(Data entries)
********

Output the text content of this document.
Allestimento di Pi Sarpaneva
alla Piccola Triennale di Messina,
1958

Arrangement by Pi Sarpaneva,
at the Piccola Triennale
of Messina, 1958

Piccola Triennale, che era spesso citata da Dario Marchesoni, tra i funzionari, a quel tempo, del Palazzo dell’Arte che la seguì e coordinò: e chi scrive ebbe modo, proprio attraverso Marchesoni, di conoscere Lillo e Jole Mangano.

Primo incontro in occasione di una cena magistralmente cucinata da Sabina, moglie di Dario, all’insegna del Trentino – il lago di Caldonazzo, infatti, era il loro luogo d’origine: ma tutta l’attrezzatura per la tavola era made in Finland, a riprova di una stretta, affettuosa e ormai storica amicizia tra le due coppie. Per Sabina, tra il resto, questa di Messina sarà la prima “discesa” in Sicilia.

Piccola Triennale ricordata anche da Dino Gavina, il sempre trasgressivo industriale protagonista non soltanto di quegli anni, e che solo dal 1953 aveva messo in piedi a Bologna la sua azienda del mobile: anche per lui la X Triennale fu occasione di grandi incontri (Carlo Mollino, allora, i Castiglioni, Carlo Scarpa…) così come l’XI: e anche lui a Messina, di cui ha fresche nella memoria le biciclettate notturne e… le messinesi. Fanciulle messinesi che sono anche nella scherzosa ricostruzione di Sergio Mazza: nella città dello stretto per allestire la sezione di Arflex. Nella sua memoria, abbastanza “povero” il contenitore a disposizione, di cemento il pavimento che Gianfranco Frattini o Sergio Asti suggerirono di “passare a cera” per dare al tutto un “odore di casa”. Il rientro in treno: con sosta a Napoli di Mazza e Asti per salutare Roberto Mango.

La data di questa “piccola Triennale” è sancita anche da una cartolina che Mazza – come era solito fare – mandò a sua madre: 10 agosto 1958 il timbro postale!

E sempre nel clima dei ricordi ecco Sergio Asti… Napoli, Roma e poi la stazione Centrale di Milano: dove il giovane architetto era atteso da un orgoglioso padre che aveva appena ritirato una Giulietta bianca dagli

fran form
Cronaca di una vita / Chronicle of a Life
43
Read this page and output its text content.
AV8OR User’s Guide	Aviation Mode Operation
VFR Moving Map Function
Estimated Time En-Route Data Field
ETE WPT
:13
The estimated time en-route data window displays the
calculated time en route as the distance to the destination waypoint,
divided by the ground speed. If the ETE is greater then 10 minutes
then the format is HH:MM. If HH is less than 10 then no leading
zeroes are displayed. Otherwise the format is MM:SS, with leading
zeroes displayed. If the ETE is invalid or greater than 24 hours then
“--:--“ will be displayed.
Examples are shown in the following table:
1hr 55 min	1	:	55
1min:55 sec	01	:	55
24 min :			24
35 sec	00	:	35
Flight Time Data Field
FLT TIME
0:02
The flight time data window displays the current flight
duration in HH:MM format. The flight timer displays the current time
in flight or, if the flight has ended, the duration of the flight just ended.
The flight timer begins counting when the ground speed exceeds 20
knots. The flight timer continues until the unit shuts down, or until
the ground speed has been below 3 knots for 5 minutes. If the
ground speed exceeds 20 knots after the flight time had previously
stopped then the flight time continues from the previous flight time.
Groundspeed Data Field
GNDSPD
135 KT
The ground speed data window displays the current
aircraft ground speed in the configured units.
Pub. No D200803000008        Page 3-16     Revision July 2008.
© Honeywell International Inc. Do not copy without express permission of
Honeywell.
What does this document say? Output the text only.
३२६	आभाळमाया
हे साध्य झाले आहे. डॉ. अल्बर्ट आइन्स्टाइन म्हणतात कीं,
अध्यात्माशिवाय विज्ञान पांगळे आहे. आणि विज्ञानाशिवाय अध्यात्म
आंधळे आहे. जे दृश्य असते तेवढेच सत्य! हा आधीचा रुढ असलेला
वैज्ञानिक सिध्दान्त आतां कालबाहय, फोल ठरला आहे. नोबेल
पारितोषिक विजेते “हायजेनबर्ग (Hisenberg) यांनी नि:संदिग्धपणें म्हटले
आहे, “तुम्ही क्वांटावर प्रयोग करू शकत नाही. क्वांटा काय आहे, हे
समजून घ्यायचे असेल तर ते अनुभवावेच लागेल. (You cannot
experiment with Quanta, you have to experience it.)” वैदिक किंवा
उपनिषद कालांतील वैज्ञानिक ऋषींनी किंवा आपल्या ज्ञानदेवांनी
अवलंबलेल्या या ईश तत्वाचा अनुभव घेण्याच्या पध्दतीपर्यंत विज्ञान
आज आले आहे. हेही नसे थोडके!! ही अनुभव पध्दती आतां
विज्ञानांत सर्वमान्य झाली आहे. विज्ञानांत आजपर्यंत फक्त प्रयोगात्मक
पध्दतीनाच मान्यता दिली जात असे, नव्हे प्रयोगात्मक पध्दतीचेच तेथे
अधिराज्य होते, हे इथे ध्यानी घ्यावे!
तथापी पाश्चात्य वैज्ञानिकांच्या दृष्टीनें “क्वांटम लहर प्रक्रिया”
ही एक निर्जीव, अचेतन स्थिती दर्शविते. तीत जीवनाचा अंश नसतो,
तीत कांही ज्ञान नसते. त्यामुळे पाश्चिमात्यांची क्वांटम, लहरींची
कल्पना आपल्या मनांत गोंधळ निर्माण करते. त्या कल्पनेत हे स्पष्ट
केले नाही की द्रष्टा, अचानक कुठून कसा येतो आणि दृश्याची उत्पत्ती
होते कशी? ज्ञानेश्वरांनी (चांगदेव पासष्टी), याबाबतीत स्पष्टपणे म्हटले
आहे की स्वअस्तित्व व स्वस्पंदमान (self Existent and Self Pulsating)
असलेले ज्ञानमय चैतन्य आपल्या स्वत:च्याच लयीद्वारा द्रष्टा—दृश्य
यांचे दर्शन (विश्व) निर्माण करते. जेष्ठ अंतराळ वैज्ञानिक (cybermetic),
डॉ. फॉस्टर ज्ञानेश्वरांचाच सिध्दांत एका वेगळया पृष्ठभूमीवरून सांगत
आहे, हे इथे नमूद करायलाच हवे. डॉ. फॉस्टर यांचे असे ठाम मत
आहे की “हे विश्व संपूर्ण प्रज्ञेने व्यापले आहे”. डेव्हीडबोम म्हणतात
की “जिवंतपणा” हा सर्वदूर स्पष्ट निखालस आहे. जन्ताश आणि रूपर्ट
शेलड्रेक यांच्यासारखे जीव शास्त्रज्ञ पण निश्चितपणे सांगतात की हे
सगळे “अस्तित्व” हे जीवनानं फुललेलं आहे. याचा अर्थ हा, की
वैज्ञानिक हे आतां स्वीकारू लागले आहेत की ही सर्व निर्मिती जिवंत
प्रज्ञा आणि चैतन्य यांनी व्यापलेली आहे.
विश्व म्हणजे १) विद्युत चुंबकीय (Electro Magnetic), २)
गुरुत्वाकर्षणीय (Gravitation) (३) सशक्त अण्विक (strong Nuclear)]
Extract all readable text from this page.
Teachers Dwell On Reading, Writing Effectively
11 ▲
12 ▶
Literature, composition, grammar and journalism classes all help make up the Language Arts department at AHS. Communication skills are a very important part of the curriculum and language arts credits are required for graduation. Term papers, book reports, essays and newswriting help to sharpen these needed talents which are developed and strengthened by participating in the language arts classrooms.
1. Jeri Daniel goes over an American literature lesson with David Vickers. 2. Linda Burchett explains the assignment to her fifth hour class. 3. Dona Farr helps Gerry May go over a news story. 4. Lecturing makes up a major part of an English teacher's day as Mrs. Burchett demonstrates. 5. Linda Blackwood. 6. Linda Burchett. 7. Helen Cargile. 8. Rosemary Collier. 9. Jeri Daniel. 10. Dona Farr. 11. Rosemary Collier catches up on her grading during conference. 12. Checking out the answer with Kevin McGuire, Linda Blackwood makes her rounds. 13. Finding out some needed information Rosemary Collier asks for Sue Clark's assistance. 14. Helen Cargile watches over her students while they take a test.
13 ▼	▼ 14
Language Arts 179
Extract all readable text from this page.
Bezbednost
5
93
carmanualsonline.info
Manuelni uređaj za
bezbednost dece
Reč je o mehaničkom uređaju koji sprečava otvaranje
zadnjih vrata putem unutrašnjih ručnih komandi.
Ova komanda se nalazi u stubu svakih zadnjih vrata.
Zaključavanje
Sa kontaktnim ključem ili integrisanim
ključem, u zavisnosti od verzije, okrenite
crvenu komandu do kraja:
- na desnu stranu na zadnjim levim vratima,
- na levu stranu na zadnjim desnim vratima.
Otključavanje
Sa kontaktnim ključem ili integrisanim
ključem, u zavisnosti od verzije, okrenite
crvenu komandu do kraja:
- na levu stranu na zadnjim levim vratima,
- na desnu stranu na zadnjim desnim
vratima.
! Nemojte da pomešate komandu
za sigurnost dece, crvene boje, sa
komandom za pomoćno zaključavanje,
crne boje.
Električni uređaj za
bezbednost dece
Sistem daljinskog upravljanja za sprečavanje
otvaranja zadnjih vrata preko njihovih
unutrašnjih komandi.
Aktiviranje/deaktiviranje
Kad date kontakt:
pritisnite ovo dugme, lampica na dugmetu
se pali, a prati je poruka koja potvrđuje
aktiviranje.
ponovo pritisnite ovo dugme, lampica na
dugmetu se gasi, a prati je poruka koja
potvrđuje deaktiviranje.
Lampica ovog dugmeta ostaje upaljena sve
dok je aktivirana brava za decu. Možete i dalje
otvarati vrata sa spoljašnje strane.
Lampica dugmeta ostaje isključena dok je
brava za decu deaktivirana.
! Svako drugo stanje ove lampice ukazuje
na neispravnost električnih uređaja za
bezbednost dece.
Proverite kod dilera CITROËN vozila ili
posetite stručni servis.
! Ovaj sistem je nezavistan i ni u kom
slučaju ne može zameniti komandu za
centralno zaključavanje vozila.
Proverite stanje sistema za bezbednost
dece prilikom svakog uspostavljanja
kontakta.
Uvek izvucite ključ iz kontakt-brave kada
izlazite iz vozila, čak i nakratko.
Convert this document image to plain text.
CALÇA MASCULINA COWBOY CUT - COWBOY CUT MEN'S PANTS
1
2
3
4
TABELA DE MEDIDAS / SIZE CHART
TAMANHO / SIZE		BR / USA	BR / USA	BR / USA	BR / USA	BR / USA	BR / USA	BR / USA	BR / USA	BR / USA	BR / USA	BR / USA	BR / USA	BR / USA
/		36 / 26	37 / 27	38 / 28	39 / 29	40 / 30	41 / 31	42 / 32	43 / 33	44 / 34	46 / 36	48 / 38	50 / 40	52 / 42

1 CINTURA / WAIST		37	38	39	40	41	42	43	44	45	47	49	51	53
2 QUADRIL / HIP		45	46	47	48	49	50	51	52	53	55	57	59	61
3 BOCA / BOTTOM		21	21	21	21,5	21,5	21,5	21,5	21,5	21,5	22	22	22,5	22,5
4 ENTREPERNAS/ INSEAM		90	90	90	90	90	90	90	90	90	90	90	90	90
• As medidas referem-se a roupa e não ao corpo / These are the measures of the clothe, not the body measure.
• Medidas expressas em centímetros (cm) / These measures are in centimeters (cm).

********

Each line in the listing above either holds the string "deaktiviranje" or does not; state how many do, giving the number only.

2